**** Study text

Cooch Behar, also known as Koch Bihar, was a princely state in India during the British Raj. The state was placed under the Bengal States Agency, part of the Eastern States Agency of the Bengal Presidency. It was located south of the Himalayan kingdom of Bhutan, in present-day West Bengal.

Cooch Behar State was formed when the Kamata Kingdom under the Koch dynasty split following the death of Nara Narayan in 1586. The eastern portion, Koch Hajo, was soon absorbed by Ahom. The western portion, Koch Bihar, formed a separate unit that came under direct challenge from the Mughal Empire. After weathering the Mughal threat, a new foe emerged in the form of an expansionist Bhutanese kingdom. After a series of wars with the Bhutanese and Tibetans, the Northern threat was pushed back but not before a Bhutanese regent was installed in the royal court. The Koch Bihar court decided to invite British intervention. This came in the form of military assistance that—acting in concert with Koch Bihar forces—ended the Northern challenge once and for all. However the British East India Company sought guarantees whereby the independence of Koch Bihar was limited by treaties. When the British colonial rule was finally terminated in India, the Koch Bihar state immediately acceded to and merged with India in 1949 and became a part of West Bengal. The district, Cooch Behar District, is named after this erstwhile kingdom.

********
**** Excerpted data

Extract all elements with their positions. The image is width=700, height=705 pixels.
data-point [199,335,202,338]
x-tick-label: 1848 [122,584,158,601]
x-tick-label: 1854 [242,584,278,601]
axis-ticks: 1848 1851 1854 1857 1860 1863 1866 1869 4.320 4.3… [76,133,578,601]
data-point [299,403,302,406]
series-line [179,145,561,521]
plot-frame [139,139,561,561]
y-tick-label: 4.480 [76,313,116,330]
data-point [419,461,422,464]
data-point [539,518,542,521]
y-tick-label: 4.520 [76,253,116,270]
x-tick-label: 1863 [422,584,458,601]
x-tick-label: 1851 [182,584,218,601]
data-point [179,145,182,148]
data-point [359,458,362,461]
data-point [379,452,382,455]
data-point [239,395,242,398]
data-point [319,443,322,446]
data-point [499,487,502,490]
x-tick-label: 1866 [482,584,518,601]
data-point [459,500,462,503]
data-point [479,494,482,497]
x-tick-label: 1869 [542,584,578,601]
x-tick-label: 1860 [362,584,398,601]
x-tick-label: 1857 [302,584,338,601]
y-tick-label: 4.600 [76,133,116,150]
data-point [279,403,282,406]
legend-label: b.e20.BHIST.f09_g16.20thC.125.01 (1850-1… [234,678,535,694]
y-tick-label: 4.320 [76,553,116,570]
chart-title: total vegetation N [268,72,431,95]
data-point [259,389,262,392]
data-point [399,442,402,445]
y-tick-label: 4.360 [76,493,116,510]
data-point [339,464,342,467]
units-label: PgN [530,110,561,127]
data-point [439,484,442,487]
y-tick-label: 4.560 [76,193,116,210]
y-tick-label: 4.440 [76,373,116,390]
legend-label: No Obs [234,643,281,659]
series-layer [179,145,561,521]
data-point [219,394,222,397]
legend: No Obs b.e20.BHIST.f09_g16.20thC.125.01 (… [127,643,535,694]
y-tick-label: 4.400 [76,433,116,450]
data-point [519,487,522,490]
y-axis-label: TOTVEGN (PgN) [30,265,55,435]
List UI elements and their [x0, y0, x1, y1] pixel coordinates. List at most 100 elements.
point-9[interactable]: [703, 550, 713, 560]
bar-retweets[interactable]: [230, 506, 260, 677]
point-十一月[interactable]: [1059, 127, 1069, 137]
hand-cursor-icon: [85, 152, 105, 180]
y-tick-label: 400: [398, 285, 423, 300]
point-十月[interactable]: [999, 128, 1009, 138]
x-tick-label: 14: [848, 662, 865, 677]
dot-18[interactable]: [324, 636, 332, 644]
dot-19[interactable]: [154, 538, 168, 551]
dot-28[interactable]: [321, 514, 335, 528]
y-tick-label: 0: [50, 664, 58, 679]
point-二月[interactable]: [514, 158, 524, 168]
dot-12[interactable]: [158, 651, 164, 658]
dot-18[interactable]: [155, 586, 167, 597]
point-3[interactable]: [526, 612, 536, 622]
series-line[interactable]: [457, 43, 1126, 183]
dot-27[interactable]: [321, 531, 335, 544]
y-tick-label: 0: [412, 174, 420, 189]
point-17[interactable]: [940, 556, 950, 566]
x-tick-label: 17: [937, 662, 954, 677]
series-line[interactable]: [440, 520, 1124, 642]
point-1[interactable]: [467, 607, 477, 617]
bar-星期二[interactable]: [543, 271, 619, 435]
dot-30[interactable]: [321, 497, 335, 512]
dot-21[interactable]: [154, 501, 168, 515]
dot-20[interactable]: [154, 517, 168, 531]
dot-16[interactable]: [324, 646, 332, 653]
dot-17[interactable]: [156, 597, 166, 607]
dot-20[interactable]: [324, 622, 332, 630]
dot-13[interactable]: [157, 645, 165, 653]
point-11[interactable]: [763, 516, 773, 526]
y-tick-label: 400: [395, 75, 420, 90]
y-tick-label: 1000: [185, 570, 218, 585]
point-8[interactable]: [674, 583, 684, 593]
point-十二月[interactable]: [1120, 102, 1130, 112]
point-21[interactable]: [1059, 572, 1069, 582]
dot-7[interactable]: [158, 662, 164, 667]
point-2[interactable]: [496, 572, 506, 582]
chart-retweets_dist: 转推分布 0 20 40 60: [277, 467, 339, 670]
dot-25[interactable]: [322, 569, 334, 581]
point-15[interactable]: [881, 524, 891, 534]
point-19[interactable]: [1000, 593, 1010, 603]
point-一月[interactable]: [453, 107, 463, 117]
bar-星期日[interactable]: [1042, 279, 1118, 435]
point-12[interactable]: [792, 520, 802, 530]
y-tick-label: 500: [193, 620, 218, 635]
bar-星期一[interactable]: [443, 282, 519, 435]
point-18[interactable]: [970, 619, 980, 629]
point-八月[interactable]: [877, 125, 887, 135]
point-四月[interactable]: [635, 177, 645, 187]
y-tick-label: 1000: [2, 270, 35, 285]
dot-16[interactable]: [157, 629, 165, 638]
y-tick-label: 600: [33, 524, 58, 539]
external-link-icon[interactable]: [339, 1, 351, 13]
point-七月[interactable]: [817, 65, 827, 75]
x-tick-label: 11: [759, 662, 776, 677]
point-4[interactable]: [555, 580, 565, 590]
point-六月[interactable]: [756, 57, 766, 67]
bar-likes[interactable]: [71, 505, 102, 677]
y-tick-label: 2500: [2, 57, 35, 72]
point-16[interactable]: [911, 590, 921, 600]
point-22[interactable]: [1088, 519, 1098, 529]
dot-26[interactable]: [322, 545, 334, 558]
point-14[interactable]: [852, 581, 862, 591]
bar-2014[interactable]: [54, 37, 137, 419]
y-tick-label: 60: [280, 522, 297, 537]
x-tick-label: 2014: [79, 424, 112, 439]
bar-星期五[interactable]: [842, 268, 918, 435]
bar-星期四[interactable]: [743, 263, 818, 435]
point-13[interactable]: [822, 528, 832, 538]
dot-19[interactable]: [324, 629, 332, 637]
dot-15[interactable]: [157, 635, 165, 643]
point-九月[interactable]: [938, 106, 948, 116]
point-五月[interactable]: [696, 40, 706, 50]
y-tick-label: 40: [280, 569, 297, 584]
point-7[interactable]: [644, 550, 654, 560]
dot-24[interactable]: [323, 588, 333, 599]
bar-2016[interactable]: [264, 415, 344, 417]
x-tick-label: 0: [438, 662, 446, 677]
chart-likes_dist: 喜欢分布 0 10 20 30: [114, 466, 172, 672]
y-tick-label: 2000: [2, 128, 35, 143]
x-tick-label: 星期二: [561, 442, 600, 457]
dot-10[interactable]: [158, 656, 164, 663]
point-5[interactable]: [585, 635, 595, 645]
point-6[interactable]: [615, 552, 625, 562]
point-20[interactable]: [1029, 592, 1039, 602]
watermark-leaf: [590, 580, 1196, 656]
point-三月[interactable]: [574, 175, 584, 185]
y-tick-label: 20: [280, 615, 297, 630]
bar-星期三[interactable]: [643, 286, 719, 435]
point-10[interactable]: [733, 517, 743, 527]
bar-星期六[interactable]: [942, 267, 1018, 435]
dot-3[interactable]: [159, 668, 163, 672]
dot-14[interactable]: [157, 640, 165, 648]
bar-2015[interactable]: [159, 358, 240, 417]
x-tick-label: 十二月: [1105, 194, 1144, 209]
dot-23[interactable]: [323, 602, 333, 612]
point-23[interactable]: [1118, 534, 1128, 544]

********

Problem to solve - Turn the paragraph in the Cooch Behar text that begins "Cooch Behar State was formed" into a short bulleted list that keeps its main facts.

Response to the exercise -
- Cooch Behar State arose when the Kamata Kingdom under the Koch dynasty split after Nara Narayan died in 1586.
- Ahom soon absorbed the eastern portion, Koch Hajo. The western portion, Koch Bihar, became a separate unit challenged directly by the Mughal Empire.
- After the Mughal threat, an expansionist Bhutanese kingdom became the new foe. Wars with the Bhutanese and Tibetans pushed the Northern threat back, but not before a Bhutanese regent was installed in the royal court.
- The court invited British intervention. British military assistance, acting with Koch Bihar forces, ended the Northern challenge for good.
- The British East India Company sought treaty guarantees that limited Koch Bihar's independence.
- When British rule ended, the state acceded to and merged with India in 1949 and became part of West Bengal.
- Cooch Behar District is named after the former kingdom.